**Set exercise:** Please give the count of lines holding the string "from" and nothing besides.

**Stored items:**
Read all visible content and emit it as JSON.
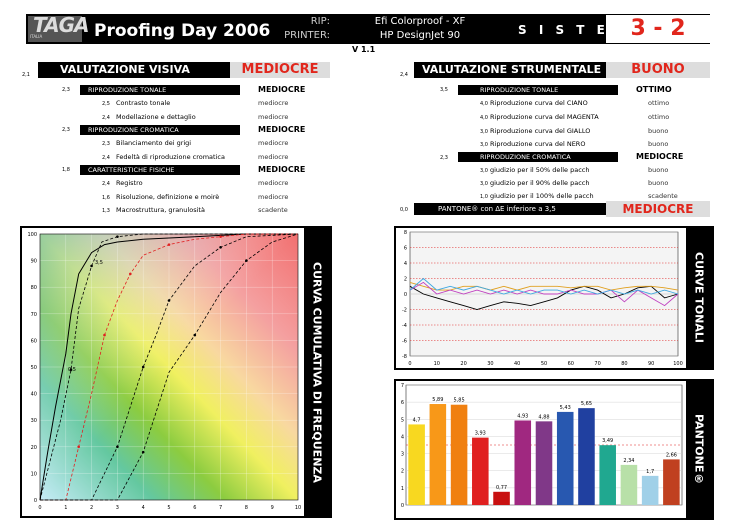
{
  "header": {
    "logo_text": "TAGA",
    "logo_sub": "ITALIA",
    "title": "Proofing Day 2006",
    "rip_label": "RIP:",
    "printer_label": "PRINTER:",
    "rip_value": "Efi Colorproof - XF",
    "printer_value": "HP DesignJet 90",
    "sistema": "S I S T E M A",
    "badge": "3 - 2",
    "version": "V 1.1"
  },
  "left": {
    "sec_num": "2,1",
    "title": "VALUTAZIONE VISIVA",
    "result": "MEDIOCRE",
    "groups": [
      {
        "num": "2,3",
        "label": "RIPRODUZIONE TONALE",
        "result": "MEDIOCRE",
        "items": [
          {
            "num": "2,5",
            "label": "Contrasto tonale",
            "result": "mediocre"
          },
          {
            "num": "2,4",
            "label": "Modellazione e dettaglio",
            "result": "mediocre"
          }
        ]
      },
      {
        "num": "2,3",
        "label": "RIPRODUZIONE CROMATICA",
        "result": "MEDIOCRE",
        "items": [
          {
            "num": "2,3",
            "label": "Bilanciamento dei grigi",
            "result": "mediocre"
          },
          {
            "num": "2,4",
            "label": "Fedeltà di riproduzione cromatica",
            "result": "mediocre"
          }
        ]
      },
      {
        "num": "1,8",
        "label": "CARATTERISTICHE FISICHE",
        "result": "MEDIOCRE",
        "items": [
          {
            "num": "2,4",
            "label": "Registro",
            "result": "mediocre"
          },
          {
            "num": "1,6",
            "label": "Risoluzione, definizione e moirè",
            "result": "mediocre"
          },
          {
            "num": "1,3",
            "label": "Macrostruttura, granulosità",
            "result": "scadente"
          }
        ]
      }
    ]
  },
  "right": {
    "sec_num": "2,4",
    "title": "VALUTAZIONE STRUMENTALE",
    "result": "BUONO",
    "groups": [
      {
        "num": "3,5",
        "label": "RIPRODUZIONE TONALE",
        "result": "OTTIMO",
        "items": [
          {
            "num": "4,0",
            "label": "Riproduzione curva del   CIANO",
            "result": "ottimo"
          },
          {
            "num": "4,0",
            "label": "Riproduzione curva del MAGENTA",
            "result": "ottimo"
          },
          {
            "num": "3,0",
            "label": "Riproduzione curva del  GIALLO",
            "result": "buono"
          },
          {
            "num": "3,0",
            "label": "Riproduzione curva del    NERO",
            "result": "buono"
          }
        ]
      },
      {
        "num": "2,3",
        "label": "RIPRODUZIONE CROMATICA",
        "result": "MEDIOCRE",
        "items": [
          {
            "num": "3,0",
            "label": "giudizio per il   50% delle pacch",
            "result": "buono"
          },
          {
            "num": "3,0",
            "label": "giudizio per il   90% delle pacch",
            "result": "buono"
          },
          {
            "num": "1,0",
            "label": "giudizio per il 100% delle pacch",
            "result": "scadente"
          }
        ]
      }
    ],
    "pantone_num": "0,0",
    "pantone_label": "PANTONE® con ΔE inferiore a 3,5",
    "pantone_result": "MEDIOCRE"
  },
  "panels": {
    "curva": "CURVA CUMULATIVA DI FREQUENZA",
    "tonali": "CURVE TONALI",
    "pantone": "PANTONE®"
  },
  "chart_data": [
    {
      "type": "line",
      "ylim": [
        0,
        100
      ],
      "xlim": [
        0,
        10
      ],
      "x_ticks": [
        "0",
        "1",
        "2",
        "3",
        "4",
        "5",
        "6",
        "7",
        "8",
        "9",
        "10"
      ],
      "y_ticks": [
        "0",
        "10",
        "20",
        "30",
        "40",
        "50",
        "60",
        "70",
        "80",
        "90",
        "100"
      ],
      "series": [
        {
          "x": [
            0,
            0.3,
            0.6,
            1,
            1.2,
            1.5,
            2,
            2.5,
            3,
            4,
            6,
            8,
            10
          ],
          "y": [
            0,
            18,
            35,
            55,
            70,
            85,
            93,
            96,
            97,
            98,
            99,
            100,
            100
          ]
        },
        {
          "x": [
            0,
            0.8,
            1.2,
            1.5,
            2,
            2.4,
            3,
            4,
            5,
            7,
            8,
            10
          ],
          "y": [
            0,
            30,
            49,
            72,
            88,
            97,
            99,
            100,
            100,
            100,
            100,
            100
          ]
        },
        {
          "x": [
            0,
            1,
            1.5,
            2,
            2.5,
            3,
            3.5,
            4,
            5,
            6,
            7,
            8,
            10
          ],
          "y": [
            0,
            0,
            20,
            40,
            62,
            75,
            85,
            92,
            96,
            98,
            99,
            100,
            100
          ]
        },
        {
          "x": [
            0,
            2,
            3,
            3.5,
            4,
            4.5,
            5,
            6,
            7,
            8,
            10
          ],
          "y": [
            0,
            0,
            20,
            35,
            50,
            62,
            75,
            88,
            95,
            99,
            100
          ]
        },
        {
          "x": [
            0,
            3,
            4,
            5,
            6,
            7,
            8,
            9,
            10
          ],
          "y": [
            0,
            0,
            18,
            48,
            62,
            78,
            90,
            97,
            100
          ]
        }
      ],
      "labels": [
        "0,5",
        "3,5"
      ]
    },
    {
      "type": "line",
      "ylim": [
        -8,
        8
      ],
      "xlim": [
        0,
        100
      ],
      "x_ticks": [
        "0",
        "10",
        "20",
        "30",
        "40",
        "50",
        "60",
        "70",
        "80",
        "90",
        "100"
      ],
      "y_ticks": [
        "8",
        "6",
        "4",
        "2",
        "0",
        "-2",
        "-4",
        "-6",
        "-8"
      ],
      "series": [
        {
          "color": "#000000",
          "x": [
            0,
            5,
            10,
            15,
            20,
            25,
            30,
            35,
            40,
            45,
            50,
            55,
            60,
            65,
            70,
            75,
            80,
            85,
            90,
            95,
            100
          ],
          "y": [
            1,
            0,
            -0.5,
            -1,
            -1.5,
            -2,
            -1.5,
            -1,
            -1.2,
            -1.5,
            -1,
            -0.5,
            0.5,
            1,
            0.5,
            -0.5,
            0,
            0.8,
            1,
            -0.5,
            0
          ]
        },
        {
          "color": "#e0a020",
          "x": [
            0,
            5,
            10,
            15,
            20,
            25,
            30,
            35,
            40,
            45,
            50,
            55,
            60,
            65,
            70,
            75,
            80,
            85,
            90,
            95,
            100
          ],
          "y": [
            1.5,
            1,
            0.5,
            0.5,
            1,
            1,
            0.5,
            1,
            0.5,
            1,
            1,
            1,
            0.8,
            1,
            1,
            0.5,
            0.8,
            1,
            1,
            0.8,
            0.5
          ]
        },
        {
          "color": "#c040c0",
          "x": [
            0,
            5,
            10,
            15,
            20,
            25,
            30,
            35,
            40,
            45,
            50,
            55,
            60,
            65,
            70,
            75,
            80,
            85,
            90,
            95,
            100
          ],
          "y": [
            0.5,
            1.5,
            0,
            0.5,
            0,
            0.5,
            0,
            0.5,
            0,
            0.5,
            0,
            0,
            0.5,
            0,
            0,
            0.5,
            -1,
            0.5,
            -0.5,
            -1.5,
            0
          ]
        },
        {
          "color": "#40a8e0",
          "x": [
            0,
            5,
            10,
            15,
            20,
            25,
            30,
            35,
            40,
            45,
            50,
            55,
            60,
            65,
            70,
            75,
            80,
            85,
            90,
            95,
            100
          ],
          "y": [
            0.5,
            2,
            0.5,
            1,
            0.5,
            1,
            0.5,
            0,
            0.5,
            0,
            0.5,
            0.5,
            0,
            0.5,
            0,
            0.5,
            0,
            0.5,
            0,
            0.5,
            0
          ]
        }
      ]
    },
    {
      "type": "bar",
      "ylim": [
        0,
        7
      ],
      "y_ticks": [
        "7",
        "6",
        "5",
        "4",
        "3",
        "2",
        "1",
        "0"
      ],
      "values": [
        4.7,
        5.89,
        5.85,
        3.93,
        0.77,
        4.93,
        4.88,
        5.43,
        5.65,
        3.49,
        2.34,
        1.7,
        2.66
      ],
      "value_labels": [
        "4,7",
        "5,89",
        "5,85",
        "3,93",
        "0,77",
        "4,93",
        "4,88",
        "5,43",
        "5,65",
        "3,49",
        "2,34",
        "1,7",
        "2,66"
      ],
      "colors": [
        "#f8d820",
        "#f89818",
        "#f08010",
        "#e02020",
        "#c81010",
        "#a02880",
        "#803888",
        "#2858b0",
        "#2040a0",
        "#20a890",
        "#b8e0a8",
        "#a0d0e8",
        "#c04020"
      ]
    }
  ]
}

* * *

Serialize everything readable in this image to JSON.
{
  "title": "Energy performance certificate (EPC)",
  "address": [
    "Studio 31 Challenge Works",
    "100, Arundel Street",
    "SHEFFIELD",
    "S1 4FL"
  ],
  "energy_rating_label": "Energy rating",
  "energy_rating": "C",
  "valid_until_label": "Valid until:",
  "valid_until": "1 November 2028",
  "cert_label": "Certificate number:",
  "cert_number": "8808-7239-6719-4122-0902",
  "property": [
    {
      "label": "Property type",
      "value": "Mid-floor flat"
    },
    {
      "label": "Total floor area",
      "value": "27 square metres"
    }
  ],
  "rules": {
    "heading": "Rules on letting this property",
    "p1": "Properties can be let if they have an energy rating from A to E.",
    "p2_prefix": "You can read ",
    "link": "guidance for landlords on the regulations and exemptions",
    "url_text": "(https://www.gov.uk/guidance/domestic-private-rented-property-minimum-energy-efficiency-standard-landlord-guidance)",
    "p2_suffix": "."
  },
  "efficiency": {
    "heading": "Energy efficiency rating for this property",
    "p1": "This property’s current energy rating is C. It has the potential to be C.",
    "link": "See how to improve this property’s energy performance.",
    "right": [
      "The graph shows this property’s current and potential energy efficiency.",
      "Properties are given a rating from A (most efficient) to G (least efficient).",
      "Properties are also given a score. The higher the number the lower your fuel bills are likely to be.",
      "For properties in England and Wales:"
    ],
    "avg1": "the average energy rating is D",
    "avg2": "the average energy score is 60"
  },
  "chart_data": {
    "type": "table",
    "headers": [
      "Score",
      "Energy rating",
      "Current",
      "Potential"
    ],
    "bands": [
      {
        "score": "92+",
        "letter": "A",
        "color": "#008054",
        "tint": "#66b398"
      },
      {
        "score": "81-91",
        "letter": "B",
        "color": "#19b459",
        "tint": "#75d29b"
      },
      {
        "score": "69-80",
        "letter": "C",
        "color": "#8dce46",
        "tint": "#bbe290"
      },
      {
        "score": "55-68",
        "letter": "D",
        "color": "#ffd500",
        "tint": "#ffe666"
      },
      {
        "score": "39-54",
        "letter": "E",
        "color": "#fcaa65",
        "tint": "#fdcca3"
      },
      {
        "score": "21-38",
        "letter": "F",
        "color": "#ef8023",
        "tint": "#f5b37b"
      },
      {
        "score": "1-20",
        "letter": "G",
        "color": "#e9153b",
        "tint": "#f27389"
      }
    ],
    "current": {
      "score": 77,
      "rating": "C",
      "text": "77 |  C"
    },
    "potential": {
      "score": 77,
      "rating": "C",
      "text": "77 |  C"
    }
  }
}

**Exercise answer:** 2